━━━━━ DATA SHOWN ━━━━━

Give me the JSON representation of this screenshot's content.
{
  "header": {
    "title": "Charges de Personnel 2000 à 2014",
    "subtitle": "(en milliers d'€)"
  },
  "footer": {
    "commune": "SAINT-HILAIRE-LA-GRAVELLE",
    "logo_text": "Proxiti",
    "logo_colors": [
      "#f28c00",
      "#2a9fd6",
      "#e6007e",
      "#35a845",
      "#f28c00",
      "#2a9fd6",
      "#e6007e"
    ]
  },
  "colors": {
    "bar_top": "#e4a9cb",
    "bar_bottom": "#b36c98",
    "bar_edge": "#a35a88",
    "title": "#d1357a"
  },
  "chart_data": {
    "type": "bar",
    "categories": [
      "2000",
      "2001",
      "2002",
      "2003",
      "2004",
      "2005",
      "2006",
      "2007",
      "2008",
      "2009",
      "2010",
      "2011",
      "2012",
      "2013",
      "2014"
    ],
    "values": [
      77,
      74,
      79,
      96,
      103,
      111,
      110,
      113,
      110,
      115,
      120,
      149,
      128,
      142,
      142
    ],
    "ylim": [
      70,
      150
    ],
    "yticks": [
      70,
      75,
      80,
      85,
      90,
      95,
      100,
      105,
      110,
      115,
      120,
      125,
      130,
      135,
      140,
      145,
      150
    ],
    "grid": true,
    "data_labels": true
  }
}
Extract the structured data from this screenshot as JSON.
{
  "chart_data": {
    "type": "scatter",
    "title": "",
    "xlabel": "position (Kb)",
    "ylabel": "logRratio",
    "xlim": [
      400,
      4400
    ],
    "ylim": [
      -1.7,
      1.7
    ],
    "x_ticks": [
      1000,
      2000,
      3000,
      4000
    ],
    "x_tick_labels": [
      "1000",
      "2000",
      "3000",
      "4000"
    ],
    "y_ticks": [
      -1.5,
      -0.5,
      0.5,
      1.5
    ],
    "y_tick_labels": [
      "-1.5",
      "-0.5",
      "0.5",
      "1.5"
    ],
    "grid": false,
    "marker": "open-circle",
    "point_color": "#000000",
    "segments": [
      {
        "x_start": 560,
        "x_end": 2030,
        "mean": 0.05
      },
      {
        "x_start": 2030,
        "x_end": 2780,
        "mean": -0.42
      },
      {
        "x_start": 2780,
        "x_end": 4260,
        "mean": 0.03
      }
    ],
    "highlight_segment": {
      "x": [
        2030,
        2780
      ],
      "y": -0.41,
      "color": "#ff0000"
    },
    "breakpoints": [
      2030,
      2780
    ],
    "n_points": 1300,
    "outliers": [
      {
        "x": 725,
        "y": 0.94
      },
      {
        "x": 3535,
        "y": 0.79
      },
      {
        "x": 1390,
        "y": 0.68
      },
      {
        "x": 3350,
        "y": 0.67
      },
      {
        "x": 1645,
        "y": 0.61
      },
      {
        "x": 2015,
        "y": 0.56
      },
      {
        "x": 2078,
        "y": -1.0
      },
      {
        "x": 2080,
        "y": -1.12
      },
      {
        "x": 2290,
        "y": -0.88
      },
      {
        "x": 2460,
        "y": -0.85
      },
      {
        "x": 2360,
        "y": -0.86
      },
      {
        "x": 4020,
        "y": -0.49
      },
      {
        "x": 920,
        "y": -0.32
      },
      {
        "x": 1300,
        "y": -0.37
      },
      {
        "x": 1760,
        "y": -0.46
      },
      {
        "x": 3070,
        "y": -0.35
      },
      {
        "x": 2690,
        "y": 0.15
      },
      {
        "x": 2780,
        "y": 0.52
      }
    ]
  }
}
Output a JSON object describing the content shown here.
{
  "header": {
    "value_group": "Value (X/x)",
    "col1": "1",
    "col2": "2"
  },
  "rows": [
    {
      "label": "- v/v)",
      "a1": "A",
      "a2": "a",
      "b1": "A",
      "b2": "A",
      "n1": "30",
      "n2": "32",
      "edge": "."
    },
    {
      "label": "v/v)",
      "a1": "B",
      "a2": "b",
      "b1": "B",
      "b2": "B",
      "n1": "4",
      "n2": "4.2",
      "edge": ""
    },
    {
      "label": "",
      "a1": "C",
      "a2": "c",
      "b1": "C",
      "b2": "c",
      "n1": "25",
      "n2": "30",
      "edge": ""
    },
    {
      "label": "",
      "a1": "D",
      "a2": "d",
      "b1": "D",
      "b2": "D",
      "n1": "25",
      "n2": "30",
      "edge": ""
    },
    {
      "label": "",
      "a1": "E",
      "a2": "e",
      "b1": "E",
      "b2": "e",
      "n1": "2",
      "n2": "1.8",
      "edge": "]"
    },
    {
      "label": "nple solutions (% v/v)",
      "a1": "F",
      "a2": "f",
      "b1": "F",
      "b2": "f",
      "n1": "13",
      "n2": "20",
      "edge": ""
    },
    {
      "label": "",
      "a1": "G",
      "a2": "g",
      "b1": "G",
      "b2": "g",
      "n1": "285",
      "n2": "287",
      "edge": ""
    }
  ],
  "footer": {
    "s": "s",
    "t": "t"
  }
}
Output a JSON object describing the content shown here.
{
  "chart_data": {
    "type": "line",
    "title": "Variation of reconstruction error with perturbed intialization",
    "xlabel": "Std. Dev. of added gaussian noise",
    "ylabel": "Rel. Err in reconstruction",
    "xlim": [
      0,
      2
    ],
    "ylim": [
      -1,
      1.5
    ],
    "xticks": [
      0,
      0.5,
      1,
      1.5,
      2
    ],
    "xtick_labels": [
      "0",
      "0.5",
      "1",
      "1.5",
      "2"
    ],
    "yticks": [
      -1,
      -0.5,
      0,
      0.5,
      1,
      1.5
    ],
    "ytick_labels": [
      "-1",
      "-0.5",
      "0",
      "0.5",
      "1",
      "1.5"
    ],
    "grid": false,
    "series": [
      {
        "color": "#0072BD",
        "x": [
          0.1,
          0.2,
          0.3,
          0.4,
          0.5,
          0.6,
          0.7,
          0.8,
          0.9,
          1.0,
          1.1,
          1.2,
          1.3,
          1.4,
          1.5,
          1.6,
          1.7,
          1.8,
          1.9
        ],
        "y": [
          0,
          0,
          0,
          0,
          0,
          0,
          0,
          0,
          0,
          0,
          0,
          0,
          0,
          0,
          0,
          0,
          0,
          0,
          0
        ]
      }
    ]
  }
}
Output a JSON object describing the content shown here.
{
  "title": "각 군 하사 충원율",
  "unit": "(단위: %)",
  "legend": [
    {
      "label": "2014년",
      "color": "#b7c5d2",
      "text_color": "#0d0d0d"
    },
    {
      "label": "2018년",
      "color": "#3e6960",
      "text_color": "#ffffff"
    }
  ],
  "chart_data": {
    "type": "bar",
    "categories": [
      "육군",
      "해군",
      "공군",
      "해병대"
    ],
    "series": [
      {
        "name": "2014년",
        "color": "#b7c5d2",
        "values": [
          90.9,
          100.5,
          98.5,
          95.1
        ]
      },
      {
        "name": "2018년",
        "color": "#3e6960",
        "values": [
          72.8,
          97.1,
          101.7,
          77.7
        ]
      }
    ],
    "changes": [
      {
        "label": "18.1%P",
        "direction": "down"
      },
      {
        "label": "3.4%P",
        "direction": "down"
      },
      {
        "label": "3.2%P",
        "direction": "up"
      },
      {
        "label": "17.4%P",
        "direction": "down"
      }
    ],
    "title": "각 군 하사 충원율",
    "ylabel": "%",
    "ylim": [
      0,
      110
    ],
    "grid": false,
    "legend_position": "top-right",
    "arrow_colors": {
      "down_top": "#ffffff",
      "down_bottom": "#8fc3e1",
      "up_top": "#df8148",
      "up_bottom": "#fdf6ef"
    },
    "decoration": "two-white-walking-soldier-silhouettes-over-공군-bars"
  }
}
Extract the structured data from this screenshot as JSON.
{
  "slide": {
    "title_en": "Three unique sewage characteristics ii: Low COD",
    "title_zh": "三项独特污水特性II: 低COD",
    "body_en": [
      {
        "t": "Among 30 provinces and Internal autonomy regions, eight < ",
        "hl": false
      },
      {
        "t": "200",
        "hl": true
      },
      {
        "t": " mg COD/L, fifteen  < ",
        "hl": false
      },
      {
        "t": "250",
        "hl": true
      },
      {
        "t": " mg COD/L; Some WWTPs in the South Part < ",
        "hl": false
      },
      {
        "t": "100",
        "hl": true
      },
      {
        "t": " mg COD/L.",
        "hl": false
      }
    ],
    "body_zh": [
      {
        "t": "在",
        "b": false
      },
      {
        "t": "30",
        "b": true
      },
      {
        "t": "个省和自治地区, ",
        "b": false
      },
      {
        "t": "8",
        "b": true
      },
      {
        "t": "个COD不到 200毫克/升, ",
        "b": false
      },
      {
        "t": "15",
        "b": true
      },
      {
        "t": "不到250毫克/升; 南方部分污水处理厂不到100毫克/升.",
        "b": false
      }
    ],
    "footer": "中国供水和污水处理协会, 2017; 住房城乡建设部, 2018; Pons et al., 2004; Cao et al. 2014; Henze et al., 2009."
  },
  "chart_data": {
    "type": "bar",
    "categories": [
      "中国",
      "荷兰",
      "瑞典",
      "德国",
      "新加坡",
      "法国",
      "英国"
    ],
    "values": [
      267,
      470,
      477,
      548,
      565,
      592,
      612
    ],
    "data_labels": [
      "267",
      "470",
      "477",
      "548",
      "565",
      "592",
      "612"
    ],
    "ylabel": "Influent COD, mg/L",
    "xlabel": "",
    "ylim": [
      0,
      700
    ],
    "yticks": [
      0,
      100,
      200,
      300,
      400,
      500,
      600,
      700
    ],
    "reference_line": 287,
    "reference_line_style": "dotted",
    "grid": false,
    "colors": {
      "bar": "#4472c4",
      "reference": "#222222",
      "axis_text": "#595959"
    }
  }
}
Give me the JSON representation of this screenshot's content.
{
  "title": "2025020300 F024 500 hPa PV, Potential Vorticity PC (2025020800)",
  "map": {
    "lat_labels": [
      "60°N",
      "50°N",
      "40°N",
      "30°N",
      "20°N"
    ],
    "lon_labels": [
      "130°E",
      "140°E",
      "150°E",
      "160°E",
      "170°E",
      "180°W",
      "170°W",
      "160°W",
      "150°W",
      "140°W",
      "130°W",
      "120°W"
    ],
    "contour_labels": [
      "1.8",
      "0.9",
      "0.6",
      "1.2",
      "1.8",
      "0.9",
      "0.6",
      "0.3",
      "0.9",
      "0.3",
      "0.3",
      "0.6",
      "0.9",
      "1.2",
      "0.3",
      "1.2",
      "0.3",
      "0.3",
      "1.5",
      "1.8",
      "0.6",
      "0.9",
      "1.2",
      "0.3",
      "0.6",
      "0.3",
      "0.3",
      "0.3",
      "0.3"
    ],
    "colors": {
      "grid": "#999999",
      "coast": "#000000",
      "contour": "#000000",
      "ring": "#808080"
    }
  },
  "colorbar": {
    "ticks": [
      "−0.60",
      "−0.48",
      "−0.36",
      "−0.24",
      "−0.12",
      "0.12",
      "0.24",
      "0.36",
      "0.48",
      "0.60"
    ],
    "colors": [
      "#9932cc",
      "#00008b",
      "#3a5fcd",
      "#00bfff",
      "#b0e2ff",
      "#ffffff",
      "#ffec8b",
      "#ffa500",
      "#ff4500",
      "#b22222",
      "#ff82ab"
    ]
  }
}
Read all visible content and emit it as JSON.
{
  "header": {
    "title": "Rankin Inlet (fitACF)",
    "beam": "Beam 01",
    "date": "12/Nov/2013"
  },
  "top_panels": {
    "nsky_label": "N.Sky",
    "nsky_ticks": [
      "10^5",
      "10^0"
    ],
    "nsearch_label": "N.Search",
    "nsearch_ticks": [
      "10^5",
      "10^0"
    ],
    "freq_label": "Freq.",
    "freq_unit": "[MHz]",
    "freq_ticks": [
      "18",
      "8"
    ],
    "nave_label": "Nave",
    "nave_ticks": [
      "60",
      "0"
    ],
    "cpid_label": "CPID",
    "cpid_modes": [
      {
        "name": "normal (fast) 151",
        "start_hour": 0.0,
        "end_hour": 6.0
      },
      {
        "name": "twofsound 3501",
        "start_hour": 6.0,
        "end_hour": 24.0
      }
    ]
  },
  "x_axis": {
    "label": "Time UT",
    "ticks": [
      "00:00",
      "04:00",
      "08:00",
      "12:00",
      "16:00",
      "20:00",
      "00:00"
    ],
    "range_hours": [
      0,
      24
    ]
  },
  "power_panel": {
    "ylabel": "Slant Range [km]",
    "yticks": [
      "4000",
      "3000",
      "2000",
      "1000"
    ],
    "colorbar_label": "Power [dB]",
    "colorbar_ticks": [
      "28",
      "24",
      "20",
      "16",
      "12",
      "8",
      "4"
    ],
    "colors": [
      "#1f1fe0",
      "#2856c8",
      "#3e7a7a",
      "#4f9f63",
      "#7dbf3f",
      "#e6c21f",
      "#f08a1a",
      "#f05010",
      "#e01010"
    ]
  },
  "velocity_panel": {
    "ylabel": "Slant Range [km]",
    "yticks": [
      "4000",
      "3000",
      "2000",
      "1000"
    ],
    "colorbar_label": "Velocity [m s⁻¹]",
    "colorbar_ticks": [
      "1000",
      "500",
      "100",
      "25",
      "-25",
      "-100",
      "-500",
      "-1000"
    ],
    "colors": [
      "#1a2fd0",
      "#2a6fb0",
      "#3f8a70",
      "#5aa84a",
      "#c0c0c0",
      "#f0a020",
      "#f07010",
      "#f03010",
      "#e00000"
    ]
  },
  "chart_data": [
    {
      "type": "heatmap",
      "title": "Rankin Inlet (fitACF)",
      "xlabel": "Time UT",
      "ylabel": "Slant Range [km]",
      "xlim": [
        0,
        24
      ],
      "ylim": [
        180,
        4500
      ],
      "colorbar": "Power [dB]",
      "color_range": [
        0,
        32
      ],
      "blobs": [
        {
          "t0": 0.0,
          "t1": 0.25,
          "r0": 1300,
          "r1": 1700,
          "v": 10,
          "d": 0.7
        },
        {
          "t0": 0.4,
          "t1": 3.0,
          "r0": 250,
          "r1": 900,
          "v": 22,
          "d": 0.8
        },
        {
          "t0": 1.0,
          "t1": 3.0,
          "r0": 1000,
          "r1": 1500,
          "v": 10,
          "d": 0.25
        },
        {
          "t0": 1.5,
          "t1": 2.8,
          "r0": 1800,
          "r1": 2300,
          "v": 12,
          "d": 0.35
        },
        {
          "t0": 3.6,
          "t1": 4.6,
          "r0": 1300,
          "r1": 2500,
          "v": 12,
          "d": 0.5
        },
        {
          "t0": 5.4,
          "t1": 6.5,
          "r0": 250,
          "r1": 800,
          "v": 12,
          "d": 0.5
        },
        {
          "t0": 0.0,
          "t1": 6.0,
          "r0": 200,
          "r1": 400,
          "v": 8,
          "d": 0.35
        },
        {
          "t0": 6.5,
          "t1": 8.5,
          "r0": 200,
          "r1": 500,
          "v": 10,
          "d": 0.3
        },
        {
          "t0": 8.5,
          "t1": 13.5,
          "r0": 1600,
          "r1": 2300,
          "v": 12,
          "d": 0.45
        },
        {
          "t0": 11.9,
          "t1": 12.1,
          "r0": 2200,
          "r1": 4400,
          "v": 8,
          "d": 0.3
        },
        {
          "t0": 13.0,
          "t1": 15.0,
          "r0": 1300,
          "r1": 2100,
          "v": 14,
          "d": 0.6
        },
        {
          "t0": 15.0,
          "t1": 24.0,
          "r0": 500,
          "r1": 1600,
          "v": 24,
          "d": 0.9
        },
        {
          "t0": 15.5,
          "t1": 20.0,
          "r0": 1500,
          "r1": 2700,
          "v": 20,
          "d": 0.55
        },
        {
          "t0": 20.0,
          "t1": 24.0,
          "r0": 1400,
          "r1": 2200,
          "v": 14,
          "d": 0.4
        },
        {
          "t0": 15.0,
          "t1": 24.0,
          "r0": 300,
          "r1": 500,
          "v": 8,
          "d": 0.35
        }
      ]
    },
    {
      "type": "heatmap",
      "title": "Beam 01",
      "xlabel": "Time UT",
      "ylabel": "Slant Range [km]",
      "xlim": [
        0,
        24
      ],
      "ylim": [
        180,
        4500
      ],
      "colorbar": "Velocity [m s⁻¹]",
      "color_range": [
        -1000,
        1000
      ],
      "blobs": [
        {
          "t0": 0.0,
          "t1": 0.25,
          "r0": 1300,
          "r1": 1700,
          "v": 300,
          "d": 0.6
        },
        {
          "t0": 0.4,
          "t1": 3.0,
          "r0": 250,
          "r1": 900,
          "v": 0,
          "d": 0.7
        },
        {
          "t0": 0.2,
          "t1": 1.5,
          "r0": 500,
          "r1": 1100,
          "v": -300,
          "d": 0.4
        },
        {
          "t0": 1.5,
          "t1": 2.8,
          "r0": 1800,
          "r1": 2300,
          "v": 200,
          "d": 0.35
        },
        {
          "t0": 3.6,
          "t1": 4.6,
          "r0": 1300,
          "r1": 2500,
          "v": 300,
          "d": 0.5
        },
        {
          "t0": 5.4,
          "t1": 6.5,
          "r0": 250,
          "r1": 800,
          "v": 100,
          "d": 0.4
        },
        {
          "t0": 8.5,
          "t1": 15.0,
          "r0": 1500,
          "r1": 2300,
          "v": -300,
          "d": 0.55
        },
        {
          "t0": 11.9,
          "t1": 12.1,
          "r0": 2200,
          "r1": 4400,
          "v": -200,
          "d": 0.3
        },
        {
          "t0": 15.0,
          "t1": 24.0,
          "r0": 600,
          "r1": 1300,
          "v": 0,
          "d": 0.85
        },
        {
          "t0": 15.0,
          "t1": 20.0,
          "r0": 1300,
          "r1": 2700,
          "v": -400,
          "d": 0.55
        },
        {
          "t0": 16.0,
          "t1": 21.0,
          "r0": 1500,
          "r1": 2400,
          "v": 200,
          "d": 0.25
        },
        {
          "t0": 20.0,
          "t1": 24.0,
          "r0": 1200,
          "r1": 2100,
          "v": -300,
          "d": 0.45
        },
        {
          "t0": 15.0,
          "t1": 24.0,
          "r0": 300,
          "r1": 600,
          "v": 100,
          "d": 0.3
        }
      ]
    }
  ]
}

━━━━━

**WORK TO COMPLETE**
Select the lines in this material that hold the word "xlabel", leaving none out.

**TASK RESULT**
    "xlabel": "position (Kb)",
    "xlabel": "Std. Dev. of added gaussian noise",
    "xlabel": "",
      "xlabel": "Time UT",
      "xlabel": "Time UT",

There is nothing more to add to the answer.